• [PROBLEM DESCRIPTION]
Look through the data below. Collect every line where the word "Actual" occurs.

>> begin MATERIAL PROVIDED

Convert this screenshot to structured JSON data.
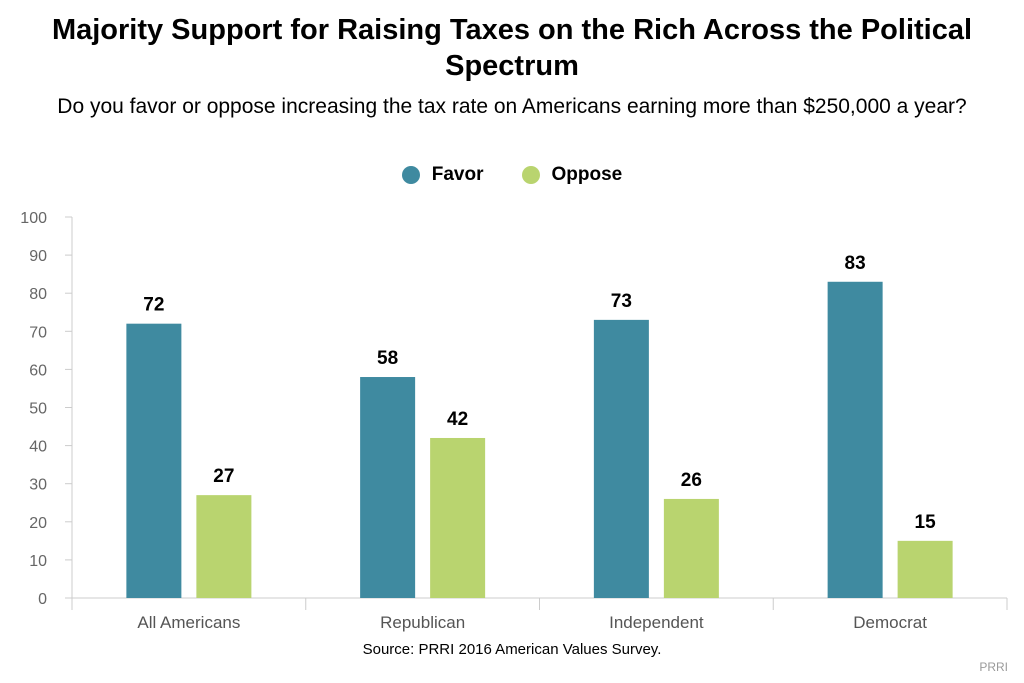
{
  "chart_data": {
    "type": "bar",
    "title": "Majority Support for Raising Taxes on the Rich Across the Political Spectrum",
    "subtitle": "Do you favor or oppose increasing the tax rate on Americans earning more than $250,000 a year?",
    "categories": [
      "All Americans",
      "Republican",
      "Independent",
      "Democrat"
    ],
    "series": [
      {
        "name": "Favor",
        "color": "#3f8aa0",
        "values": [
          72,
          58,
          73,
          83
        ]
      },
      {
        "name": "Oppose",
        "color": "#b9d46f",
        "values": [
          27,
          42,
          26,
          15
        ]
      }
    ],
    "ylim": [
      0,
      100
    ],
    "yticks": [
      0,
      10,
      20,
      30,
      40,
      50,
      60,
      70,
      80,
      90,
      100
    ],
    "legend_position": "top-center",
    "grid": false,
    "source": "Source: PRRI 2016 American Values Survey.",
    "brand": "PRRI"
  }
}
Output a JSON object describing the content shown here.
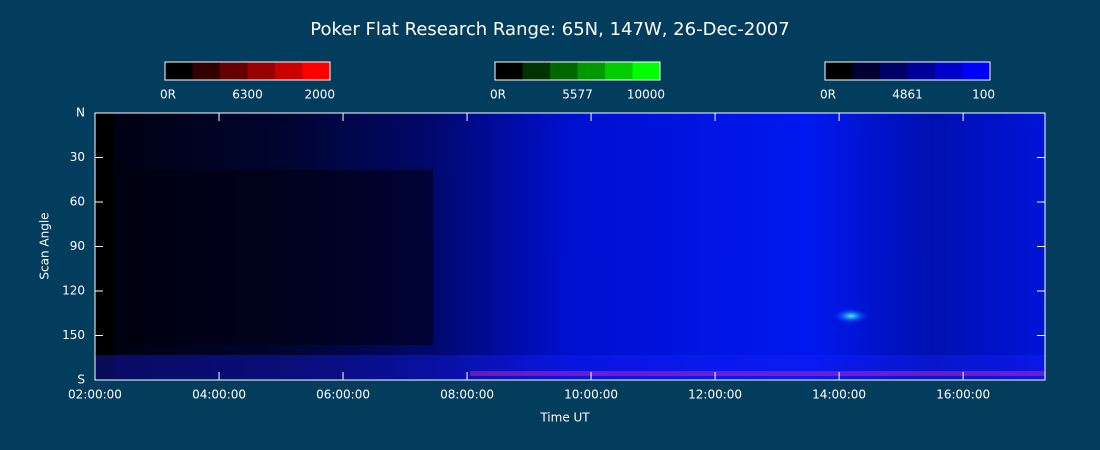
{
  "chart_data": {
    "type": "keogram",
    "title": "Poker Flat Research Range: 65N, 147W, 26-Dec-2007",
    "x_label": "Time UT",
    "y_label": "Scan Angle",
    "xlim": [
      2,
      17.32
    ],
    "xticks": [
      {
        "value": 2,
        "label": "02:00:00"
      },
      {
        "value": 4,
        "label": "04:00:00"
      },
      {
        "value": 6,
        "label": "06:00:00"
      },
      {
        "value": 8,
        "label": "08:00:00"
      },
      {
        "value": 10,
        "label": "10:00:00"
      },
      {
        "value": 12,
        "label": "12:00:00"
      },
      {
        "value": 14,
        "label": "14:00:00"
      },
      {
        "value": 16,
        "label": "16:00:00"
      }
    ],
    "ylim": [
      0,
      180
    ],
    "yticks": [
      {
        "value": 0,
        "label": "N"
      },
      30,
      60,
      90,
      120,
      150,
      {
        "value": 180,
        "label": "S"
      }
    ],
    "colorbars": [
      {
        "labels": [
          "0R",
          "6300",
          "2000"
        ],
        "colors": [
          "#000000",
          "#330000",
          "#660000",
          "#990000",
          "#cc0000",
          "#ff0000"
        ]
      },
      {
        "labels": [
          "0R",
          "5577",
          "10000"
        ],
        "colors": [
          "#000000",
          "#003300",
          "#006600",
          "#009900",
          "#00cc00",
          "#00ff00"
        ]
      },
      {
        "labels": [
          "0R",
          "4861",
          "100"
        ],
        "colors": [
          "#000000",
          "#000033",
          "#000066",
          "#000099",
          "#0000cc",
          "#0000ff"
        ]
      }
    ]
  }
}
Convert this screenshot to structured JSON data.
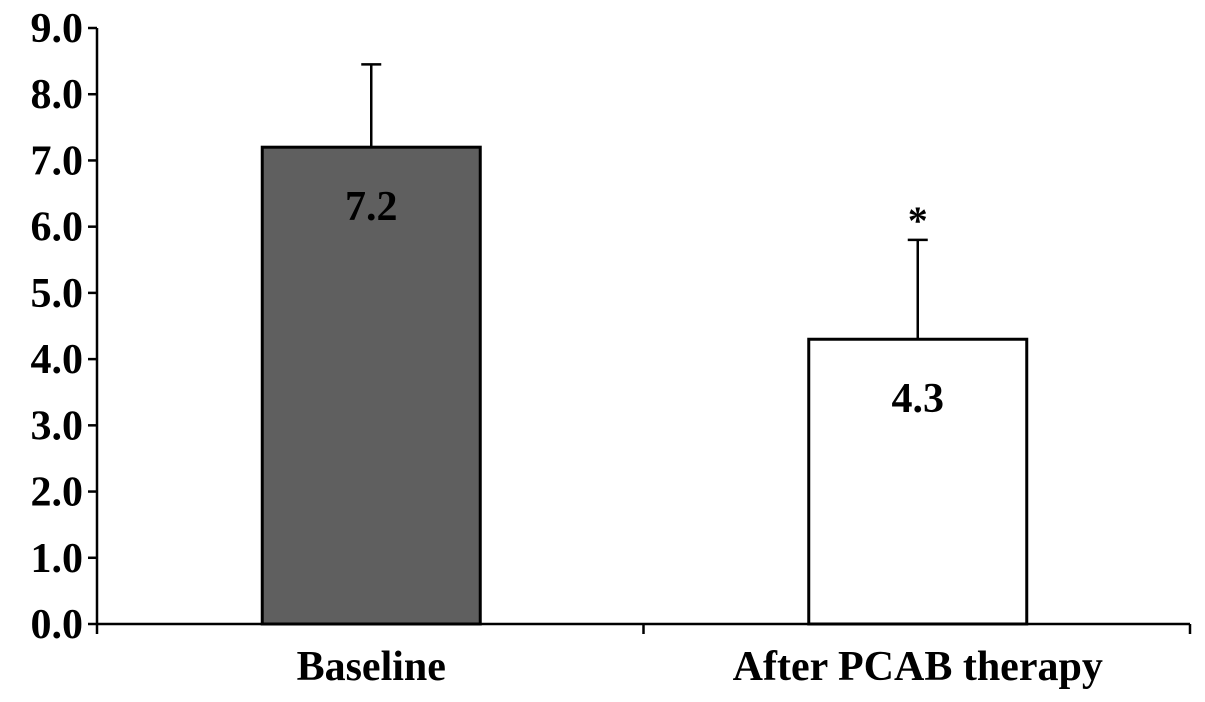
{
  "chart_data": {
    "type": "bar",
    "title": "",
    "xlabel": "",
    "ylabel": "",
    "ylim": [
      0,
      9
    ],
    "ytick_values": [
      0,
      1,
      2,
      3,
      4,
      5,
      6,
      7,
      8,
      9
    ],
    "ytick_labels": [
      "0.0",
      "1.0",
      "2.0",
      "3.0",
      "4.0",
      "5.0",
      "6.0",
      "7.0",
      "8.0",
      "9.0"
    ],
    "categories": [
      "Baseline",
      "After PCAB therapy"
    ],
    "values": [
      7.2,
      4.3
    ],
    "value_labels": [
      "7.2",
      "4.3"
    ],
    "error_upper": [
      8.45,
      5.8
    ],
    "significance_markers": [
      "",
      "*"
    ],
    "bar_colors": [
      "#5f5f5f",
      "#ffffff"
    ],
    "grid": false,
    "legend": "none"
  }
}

>> end MATERIAL PROVIDED
>> begin MATERIAL PROVIDED

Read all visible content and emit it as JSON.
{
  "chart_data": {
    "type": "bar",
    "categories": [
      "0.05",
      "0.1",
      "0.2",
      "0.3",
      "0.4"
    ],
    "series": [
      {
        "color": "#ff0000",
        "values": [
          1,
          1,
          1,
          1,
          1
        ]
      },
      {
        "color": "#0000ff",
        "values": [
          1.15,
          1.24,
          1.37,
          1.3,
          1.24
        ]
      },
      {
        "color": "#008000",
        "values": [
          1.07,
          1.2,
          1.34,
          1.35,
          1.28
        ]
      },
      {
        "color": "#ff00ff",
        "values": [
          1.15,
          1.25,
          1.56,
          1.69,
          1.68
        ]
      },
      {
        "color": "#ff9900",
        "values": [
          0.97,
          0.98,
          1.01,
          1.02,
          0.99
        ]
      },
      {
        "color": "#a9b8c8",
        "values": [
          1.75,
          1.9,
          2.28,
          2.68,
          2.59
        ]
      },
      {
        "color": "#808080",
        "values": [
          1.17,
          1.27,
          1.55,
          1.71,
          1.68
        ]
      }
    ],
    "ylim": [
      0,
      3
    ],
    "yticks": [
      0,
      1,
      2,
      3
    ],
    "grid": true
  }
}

>> end MATERIAL PROVIDED
>> begin MATERIAL PROVIDED

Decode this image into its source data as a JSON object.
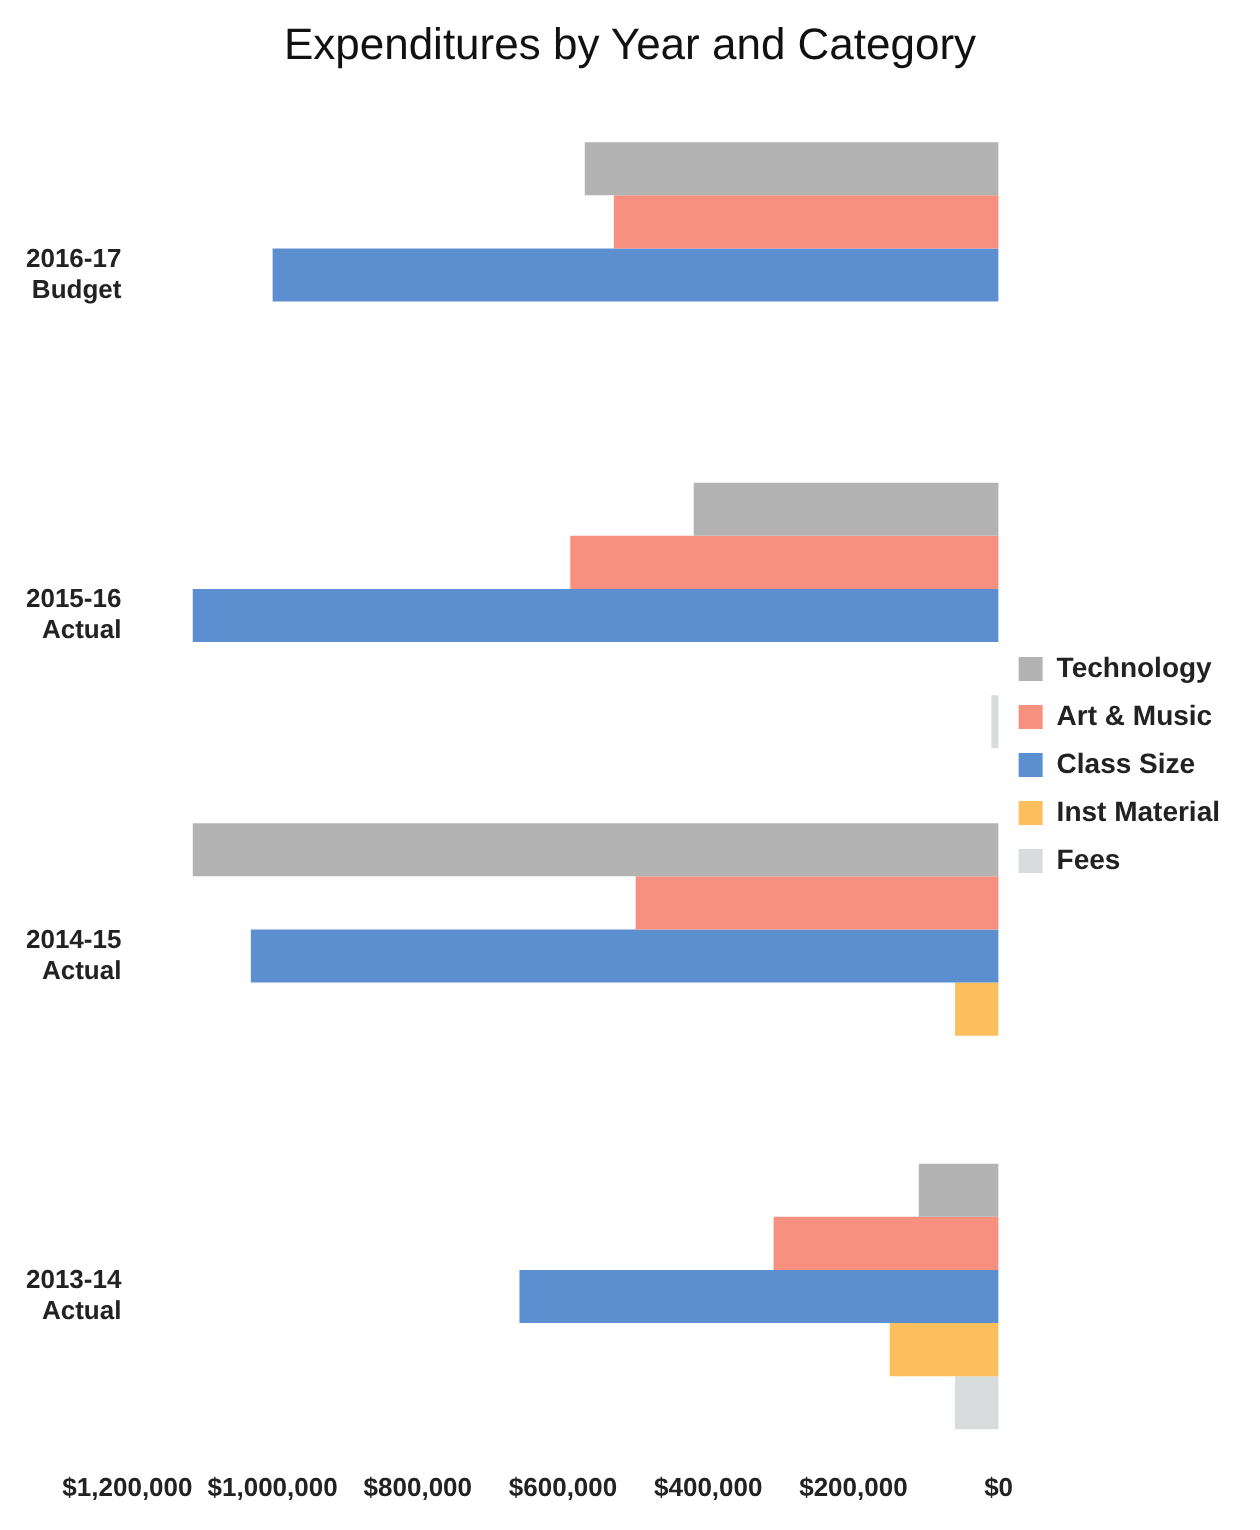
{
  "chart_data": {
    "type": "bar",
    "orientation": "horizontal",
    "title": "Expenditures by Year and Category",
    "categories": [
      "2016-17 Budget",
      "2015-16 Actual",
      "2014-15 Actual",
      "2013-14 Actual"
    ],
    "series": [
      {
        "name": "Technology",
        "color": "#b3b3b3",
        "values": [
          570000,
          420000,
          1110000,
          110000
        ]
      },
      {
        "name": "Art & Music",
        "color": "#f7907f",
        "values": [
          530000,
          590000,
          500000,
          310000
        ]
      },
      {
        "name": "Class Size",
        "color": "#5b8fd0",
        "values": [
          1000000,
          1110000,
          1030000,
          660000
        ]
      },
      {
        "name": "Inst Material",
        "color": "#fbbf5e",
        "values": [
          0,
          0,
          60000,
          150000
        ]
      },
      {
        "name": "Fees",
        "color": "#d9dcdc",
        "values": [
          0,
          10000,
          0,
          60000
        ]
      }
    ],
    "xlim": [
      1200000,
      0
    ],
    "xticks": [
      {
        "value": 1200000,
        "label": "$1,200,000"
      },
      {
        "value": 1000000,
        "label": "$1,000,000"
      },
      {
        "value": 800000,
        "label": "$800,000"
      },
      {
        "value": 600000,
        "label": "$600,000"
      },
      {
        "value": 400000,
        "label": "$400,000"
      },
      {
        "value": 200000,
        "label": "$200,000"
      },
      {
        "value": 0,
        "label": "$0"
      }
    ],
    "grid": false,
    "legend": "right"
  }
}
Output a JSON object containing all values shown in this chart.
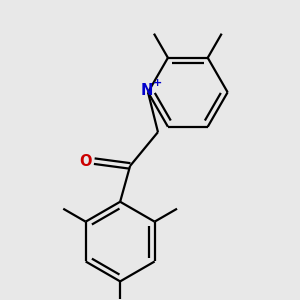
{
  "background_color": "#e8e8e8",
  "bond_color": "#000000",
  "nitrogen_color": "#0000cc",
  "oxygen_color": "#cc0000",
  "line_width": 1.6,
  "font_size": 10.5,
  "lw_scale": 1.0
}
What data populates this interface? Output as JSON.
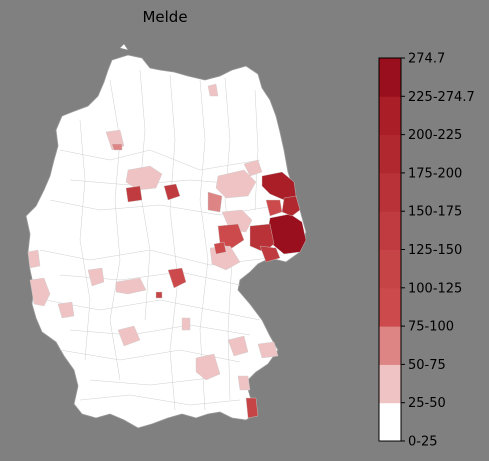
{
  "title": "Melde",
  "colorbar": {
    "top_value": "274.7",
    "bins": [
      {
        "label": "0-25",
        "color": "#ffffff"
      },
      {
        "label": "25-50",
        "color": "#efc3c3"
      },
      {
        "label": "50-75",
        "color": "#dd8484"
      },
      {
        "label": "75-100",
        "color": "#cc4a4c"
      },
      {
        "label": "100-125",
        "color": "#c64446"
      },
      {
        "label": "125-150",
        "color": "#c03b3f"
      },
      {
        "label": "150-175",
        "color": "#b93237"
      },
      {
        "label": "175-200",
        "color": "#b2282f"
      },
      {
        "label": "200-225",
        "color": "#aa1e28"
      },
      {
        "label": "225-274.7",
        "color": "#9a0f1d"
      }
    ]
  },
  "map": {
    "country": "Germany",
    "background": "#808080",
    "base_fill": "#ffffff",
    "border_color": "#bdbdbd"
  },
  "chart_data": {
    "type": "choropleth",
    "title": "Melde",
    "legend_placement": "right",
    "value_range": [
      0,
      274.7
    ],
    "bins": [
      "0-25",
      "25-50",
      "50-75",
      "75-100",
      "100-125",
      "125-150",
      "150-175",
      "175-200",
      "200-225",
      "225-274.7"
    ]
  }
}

>> end MATERIAL PROVIDED

• [OUTPUT]
      "2015-16 Actual",
      "2014-15 Actual",
      "2013-14 Actual"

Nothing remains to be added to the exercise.